● What you have to do
Pick out every line holding the string "screenshot" and copy it.

(Extracted data entries)
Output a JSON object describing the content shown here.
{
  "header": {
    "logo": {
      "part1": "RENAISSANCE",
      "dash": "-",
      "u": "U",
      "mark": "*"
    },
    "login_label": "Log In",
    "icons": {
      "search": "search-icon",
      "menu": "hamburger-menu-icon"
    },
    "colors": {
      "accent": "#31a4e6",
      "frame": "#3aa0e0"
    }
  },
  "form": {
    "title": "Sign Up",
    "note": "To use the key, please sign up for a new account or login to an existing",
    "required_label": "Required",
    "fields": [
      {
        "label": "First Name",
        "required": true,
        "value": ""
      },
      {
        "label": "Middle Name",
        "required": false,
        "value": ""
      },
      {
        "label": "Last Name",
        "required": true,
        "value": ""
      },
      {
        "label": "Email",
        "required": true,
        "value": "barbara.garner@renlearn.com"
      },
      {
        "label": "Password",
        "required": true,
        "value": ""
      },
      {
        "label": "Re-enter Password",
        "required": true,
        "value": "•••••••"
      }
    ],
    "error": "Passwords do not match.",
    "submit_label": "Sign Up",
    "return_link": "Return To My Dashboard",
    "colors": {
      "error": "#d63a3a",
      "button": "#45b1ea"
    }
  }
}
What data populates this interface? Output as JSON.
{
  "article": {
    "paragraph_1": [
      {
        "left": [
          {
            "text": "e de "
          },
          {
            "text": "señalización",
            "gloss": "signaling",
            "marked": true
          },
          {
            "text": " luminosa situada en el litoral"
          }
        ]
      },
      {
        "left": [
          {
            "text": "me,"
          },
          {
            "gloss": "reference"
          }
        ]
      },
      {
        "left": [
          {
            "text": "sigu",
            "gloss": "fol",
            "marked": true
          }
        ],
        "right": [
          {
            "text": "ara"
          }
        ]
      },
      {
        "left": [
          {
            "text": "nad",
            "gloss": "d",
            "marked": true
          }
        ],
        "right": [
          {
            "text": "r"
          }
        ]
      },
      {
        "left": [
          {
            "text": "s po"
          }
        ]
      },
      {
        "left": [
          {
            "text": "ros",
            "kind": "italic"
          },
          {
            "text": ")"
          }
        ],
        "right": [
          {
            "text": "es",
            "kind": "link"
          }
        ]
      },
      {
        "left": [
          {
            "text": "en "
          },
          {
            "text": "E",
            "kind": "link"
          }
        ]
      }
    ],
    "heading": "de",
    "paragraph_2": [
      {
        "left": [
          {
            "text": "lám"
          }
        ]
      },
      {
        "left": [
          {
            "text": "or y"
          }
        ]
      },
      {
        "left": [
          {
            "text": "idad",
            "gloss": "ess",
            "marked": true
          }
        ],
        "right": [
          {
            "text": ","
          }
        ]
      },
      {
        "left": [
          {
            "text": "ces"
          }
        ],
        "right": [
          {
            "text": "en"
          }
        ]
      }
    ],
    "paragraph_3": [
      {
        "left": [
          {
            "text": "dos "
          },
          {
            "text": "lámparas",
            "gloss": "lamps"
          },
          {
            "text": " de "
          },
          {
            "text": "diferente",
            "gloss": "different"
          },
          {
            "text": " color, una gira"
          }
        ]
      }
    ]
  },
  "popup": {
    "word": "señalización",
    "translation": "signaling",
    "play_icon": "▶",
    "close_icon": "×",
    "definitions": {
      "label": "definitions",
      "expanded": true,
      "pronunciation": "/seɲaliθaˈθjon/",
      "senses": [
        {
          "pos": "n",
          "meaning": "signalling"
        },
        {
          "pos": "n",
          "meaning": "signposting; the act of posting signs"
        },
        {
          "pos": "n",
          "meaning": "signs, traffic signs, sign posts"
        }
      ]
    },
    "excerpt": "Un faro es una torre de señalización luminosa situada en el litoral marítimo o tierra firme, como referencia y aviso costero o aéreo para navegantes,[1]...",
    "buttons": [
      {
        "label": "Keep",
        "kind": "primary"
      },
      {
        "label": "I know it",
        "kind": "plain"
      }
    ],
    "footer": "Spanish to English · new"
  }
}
---
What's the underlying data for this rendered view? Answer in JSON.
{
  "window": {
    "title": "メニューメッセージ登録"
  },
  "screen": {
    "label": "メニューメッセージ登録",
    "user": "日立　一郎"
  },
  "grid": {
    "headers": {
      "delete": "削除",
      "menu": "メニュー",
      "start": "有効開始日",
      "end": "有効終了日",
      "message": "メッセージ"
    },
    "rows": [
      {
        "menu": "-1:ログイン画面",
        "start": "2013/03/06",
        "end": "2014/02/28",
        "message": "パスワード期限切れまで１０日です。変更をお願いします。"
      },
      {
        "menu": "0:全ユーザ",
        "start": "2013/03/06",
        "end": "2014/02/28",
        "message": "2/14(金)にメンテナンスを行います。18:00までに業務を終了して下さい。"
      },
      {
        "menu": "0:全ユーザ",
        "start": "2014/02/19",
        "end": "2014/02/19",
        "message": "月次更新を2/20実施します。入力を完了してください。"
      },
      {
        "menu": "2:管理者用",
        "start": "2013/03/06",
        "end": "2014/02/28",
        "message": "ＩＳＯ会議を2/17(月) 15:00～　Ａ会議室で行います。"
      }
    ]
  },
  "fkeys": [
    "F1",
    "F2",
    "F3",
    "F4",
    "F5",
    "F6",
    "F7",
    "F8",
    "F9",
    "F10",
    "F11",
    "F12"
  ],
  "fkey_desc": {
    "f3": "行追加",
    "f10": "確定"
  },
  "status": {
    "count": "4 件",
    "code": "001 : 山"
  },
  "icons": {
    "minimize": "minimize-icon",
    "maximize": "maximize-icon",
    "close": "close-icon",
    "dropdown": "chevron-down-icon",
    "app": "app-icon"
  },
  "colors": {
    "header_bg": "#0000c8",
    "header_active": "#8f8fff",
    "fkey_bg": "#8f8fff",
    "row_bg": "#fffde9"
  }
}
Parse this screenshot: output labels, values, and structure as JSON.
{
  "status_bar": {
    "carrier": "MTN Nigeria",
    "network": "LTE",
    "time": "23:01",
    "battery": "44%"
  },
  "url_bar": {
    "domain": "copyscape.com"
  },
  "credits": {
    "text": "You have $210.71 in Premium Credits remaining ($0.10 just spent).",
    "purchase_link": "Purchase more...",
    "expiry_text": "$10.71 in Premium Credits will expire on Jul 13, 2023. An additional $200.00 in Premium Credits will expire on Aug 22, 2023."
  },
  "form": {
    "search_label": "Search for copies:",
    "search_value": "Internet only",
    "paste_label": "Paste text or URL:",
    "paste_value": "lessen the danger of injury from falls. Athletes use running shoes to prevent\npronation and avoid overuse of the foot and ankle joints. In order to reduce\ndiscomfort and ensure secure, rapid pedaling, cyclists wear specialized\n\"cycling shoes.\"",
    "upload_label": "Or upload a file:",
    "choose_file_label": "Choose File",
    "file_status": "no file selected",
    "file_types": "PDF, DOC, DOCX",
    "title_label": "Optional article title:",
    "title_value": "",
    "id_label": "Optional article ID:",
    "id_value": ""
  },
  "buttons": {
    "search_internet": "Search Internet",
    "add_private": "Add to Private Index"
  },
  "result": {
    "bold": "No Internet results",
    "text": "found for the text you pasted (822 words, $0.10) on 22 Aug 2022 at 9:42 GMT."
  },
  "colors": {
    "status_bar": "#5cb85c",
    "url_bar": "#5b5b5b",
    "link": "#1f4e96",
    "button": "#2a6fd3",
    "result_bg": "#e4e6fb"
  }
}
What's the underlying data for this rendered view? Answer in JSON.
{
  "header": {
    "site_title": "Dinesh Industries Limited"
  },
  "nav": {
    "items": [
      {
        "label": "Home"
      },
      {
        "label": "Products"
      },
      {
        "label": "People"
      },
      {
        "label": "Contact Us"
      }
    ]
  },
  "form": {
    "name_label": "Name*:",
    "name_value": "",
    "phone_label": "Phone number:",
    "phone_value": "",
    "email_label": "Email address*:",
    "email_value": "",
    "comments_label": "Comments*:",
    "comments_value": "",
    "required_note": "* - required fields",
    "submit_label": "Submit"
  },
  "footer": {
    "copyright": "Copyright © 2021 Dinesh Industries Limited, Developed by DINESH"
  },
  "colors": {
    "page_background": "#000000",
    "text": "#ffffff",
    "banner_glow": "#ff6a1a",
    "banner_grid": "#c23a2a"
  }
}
* * *
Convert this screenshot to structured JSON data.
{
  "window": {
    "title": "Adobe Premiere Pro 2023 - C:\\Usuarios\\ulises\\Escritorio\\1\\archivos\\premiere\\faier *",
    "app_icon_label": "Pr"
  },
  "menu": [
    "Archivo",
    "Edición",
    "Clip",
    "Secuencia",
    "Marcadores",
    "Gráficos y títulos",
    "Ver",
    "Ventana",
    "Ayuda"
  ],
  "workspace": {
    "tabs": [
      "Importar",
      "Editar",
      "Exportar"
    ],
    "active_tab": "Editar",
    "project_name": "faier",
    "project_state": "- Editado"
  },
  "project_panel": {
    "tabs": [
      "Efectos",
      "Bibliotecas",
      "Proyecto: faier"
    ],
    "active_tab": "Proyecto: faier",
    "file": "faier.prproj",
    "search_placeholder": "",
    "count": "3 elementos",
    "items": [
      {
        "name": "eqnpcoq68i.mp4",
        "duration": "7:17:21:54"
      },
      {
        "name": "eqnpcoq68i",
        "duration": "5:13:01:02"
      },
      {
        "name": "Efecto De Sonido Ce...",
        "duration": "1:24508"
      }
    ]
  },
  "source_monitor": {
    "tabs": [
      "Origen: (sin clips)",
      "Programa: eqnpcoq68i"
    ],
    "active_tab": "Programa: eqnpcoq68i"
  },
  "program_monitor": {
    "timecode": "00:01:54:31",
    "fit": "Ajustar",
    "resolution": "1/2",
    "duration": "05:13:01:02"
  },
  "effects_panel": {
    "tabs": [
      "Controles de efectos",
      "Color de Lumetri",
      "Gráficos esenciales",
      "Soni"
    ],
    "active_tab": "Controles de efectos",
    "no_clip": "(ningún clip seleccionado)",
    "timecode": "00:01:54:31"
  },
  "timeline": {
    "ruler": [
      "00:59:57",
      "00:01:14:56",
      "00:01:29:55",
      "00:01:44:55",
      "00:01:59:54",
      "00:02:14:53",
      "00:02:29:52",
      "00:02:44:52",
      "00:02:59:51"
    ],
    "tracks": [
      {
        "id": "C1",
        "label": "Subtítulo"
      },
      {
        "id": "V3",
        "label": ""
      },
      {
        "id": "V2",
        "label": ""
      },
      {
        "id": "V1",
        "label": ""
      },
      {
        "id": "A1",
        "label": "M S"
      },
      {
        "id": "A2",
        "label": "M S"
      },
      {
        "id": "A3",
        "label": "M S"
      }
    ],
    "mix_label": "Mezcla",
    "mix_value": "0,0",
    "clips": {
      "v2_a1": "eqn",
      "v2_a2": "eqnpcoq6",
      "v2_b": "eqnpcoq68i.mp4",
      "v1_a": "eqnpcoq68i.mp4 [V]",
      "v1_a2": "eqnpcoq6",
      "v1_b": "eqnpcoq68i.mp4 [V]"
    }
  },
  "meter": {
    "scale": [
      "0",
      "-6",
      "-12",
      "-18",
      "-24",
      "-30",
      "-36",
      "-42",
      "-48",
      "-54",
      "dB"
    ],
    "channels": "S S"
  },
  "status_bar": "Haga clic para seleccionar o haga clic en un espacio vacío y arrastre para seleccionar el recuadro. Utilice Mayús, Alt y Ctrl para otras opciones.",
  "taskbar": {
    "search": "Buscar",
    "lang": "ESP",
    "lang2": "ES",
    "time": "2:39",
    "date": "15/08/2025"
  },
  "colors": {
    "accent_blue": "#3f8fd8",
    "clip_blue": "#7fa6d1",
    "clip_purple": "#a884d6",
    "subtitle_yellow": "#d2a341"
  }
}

● Full solution
Parse this screenshot: output labels, values, and structure as JSON.
Convert this screenshot to structured JSON data.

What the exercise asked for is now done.